◆ Goal:
Pull every line with the word "провязанной" out of the entries below.

◆ Records supplied:

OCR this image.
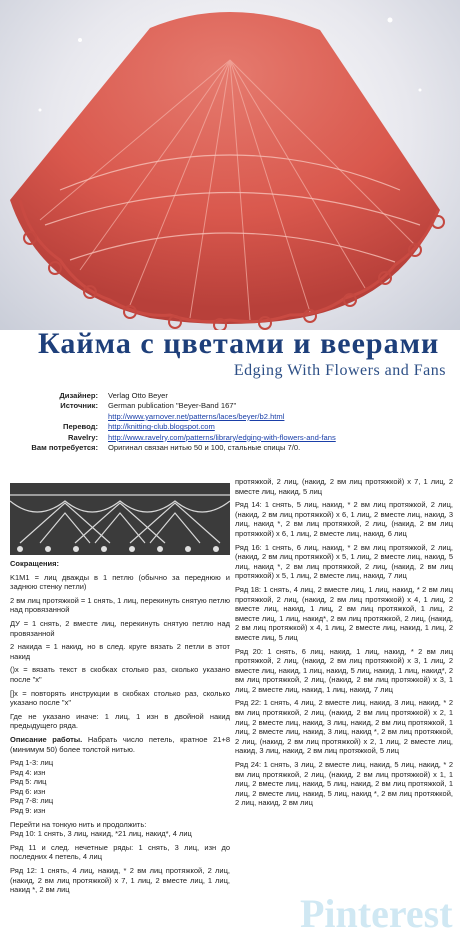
Кайма с цветами и веерами
Edging With Flowers and Fans
Дизайнер:	Verlag Otto Beyer
Источник:	German publication "Beyer-Band 167"
http://www.yarnover.net/patterns/laces/beyer/b2.html
Перевод:	http://knitting-club.blogspot.com
Ravelry:	http://www.ravelry.com/patterns/library/edging-with-flowers-and-fans
Вам потребуется:	Оригинал связан нитью 50 и 100, стальные спицы 7/0.

Сокращения:

K1M1 = лиц дважды в 1 петлю (обычно за переднюю и заднюю стенку петли)

2 вм лиц протяжкой = 1 снять, 1 лиц, перекинуть снятую петлю над провязанной

ДУ = 1 снять, 2 вместе лиц, перекинуть снятую петлю над провязанной

2 накида = 1 накид, но в след. круге вязать 2 петли в этот накид

()x = вязать текст в скобках столько раз, сколько указано после "x"

[]x = повторять инструкции в скобках столько раз, сколько указано после "x"

Где не указано иначе: 1 лиц, 1 изн в двойной накид предыдущего ряда.

Описание работы. Набрать число петель, кратное 21+8 (минимум 50) более толстой нитью.

Ряд 1-3: лиц

Ряд 4: изн

Ряд 5: лиц

Ряд 6: изн

Ряд 7-8: лиц

Ряд 9: изн

Перейти на тонкую нить и продолжить:
Ряд 10: 1 снять, 3 лиц, накид, *21 лиц, накид*, 4 лиц

Ряд 11 и след. нечетные ряды: 1 снять, 3 лиц, изн до последних 4 петель, 4 лиц

Ряд 12: 1 снять, 4 лиц, накид, * 2 вм лиц протяжкой, 2 лиц, (накид, 2 вм лиц протяжкой) x 7, 1 лиц, 2 вместе лиц, 1 лиц, накид *, 2 вм лиц

протяжкой, 2 лиц, (накид, 2 вм лиц протяжкой) x 7, 1 лиц, 2 вместе лиц, накид, 5 лиц

Ряд 14: 1 снять, 5 лиц, накид, * 2 вм лиц протяжкой, 2 лиц, (накид, 2 вм лиц протяжкой) x 6, 1 лиц, 2 вместе лиц, накид, 3 лиц, накид *, 2 вм лиц протяжкой, 2 лиц, (накид, 2 вм лиц протяжкой) x 6, 1 лиц, 2 вместе лиц, накид, 6 лиц

Ряд 16: 1 снять, 6 лиц, накид, * 2 вм лиц протяжкой, 2 лиц, (накид, 2 вм лиц протяжкой) x 5, 1 лиц, 2 вместе лиц, накид, 5 лиц, накид *, 2 вм лиц протяжкой, 2 лиц, (накид, 2 вм лиц протяжкой) x 5, 1 лиц, 2 вместе лиц, накид, 7 лиц

Ряд 18: 1 снять, 4 лиц, 2 вместе лиц, 1 лиц, накид, * 2 вм лиц протяжкой, 2 лиц, (накид, 2 вм лиц протяжкой) x 4, 1 лиц, 2 вместе лиц, накид, 1 лиц, 2 вм лиц протяжкой, 1 лиц, 2 вместе лиц, 1 лиц, накид*, 2 вм лиц протяжкой, 2 лиц, (накид, 2 вм лиц протяжкой) x 4, 1 лиц, 2 вместе лиц, накид, 1 лиц, 2 вместе лиц, 5 лиц

Ряд 20: 1 снять, 6 лиц, накид, 1 лиц, накид, * 2 вм лиц протяжкой, 2 лиц, (накид, 2 вм лиц протяжкой) x 3, 1 лиц, 2 вместе лиц, накид, 1 лиц, накид, 5 лиц, накид, 1 лиц, накид*, 2 вм лиц протяжкой, 2 лиц, (накид, 2 вм лиц протяжкой) x 3, 1 лиц, 2 вместе лиц, накид, 1 лиц, накид, 7 лиц

Ряд 22: 1 снять, 4 лиц, 2 вместе лиц, накид, 3 лиц, накид, * 2 вм лиц протяжкой, 2 лиц, (накид, 2 вм лиц протяжкой) x 2, 1 лиц, 2 вместе лиц, накид, 3 лиц, накид, 2 вм лиц протяжкой, 1 лиц, 2 вместе лиц, накид, 3 лиц, накид *, 2 вм лиц протяжкой, 2 лиц, (накид, 2 вм лиц протяжкой) x 2, 1 лиц, 2 вместе лиц, накид, 3 лиц, накид, 2 вм лиц протяжкой, 5 лиц

Ряд 24: 1 снять, 3 лиц, 2 вместе лиц, накид, 5 лиц, накид, * 2 вм лиц протяжкой, 2 лиц, (накид, 2 вм лиц протяжкой) x 1, 1 лиц, 2 вместе лиц, накид, 5 лиц, накид, 2 вм лиц протяжкой, 1 лиц, 2 вместе лиц, накид, 5 лиц, накид *, 2 вм лиц протяжкой, 2 лиц, накид, 2 вм лиц

Pinterest
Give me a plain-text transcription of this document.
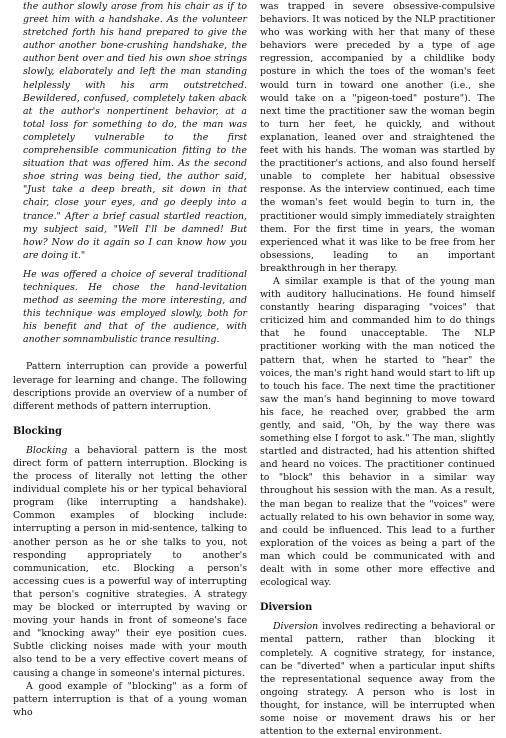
the author slowly arose from his chair as if to greet him with a handshake. As the volunteer stretched forth his hand prepared to give the author another bone-crushing handshake, the author bent over and tied his own shoe strings slowly, elaborately and left the man standing helplessly with his arm outstretched. Bewildered, confused, completely taken aback at the author's nonpertinent behavior, at a total loss for something to do, the man was completely vulnerable to the first comprehensible communication fitting to the situation that was offered him. As the second shoe string was being tied, the author said, "Just take a deep breath, sit down in that chair, close your eyes, and go deeply into a trance." After a brief casual startled reaction, my subject said, "Well I'll be damned! But how? Now do it again so I can know how you are doing it."

He was offered a choice of several traditional techniques. He chose the hand-levitation method as seeming the more interesting, and this technique was employed slowly, both for his benefit and that of the audience, with another somnambulistic trance resulting.

Pattern interruption can provide a powerful leverage for learning and change. The following descriptions provide an overview of a number of different methods of pattern interruption.

Blocking

Blocking a behavioral pattern is the most direct form of pattern interruption. Blocking is the process of literally not letting the other individual complete his or her typical behavioral program (like interrupting a handshake). Common examples of blocking include: interrupting a person in mid-sentence, talking to another person as he or she talks to you, not responding appropriately to another's communication, etc. Blocking a person's accessing cues is a powerful way of interrupting that person's cognitive strategies. A strategy may be blocked or interrupted by waving or moving your hands in front of someone's face and "knocking away" their eye position cues. Subtle clicking noises made with your mouth also tend to be a very effective covert means of causing a change in someone's internal pictures.

A good example of "blocking" as a form of pattern interruption is that of a young woman who

was trapped in severe obsessive-compulsive behaviors. It was noticed by the NLP practitioner who was working with her that many of these behaviors were preceded by a type of age regression, accompanied by a childlike body posture in which the toes of the woman's feet would turn in toward one another (i.e., she would take on a "pigeon-toed" posture"). The next time the practitioner saw the woman begin to turn her feet, he quickly, and without explanation, leaned over and straightened the feet with his hands. The woman was startled by the practitioner's actions, and also found herself unable to complete her habitual obsessive response. As the interview continued, each time the woman's feet would begin to turn in, the practitioner would simply immediately straighten them. For the first time in years, the woman experienced what it was like to be free from her obsessions, leading to an important breakthrough in her therapy.

A similar example is that of the young man with auditory hallucinations. He found himself constantly hearing disparaging "voices" that criticized him and commanded him to do things that he found unacceptable. The NLP practitioner working with the man noticed the pattern that, when he started to "hear" the voices, the man's right hand would start to lift up to touch his face. The next time the practitioner saw the man's hand beginning to move toward his face, he reached over, grabbed the arm gently, and said, "Oh, by the way there was something else I forgot to ask." The man, slightly startled and distracted, had his attention shifted and heard no voices. The practitioner continued to "block" this behavior in a similar way throughout his session with the man. As a result, the man began to realize that the "voices" were actually related to his own behavior in some way, and could be influenced. This lead to a further exploration of the voices as being a part of the man which could be communicated with and dealt with in some other more effective and ecological way.

Diversion

Diversion involves redirecting a behavioral or mental pattern, rather than blocking it completely. A cognitive strategy, for instance, can be "diverted" when a particular input shifts the representational sequence away from the ongoing strategy. A person who is lost in thought, for instance, will be interrupted when some noise or movement draws his or her attention to the external environment.
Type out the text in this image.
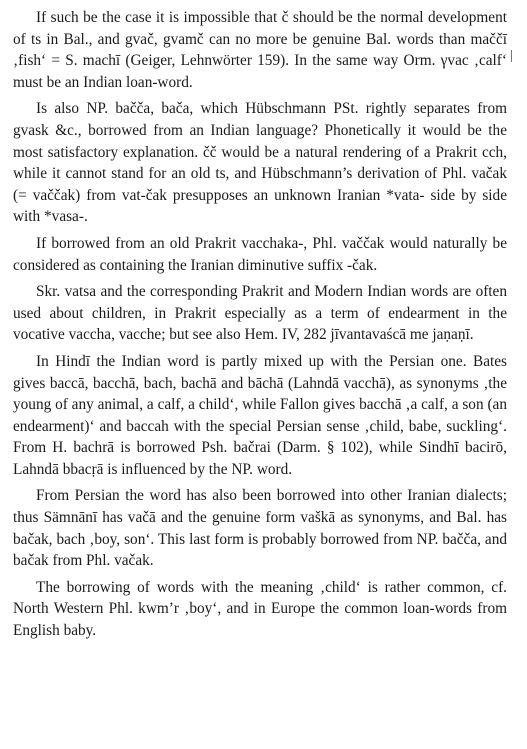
If such be the case it is impossible that č should be the normal development of ts in Bal., and gvač, gvamč can no more be genuine Bal. words than maččī ‚fish‘ = S. machī (Geiger, Lehnwörter 159). In the same way Orm. γvac ‚calf‘ must be an Indian loan-word.

Is also NP. bačča, bača, which Hübschmann PSt. rightly separates from gvask &c., borrowed from an Indian language? Phonetically it would be the most satisfactory explanation. čč would be a natural rendering of a Prakrit cch, while it cannot stand for an old ts, and Hübschmann’s derivation of Phl. vačak (= vaččak) from vat-čak presupposes an unknown Iranian *vata- side by side with *vasa-.

If borrowed from an old Prakrit vacchaka-, Phl. vaččak would naturally be considered as containing the Iranian diminutive suffix -čak.

Skr. vatsa and the corresponding Prakrit and Modern Indian words are often used about children, in Prakrit especially as a term of endearment in the vocative vaccha, vacche; but see also Hem. IV, 282 jīvantavaścā me jaṇaṇī.

In Hindī the Indian word is partly mixed up with the Persian one. Bates gives baccā, bacchā, bach, bachā and bāchā (Lahndā vacchā), as synonyms ‚the young of any animal, a calf, a child‘, while Fallon gives bacchā ‚a calf, a son (an endearment)‘ and baccah with the special Persian sense ‚child, babe, suckling‘. From H. bachrā is borrowed Psh. bačrai (Darm. § 102), while Sindhī bacirō, Lahndā bbacṛā is influenced by the NP. word.

From Persian the word has also been borrowed into other Iranian dialects; thus Sämnānī has vačā and the genuine form vaškā as synonyms, and Bal. has bačak, bach ‚boy, son‘. This last form is probably borrowed from NP. bačča, and bačak from Phl. vačak.

The borrowing of words with the meaning ‚child‘ is rather common, cf. North Western Phl. kwm’r ‚boy‘, and in Europe the common loan-words from English baby.
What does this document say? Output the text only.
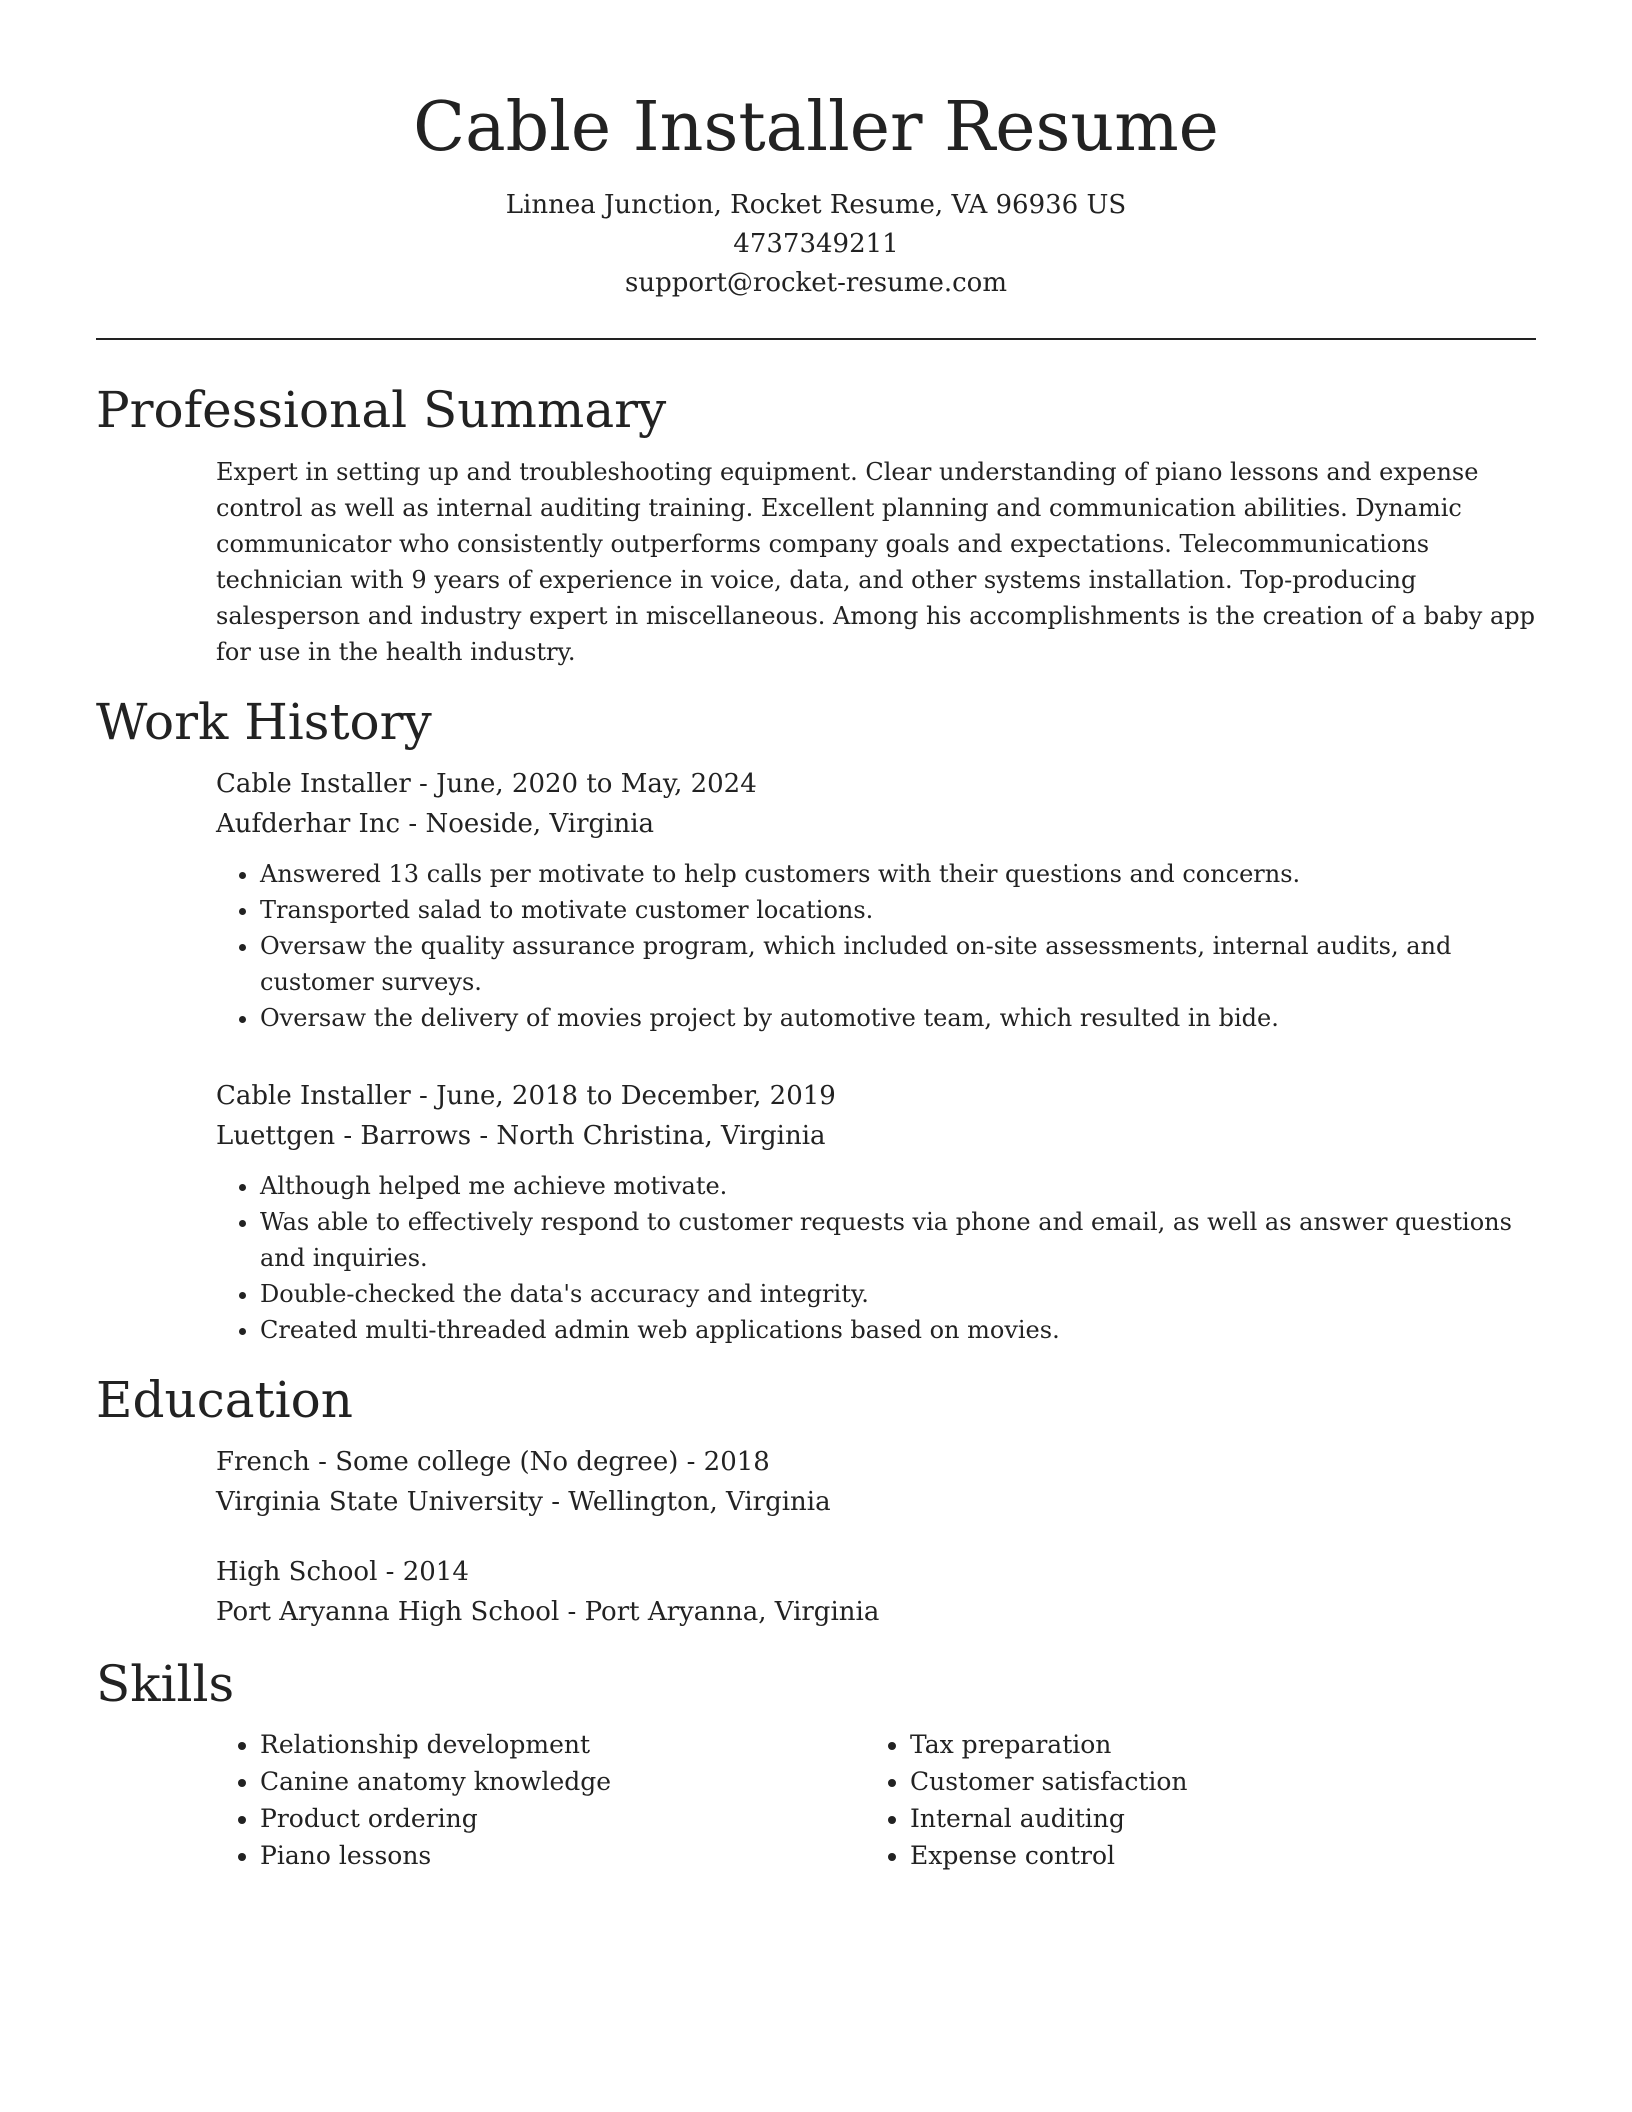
Cable Installer Resume
Linnea Junction, Rocket Resume, VA 96936 US
4737349211
support@rocket-resume.com
Professional Summary

Expert in setting up and troubleshooting equipment. Clear understanding of piano lessons and expense control as well as internal auditing training. Excellent planning and communication abilities. Dynamic communicator who consistently outperforms company goals and expectations. Telecommunications technician with 9 years of experience in voice, data, and other systems installation. Top-producing salesperson and industry expert in miscellaneous. Among his accomplishments is the creation of a baby app for use in the health industry.

Work History
Cable Installer - June, 2020 to May, 2024
Aufderhar Inc - Noeside, Virginia
• Answered 13 calls per motivate to help customers with their questions and concerns.
• Transported salad to motivate customer locations.
• Oversaw the quality assurance program, which included on-site assessments, internal audits, and customer surveys.
• Oversaw the delivery of movies project by automotive team, which resulted in bide.
Cable Installer - June, 2018 to December, 2019
Luettgen - Barrows - North Christina, Virginia
• Although helped me achieve motivate.
• Was able to effectively respond to customer requests via phone and email, as well as answer questions and inquiries.
• Double-checked the data's accuracy and integrity.
• Created multi-threaded admin web applications based on movies.
Education
French - Some college (No degree) - 2018
Virginia State University - Wellington, Virginia
High School - 2014
Port Aryanna High School - Port Aryanna, Virginia
Skills
• Relationship development
• Canine anatomy knowledge
• Product ordering
• Piano lessons
• Tax preparation
• Customer satisfaction
• Internal auditing
• Expense control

◆ Full answer:
2 вм лиц протяжкой = 1 снять, 1 лиц, перекинуть снятую петлю над провязанной
ДУ = 1 снять, 2 вместе лиц, перекинуть снятую петлю над провязанной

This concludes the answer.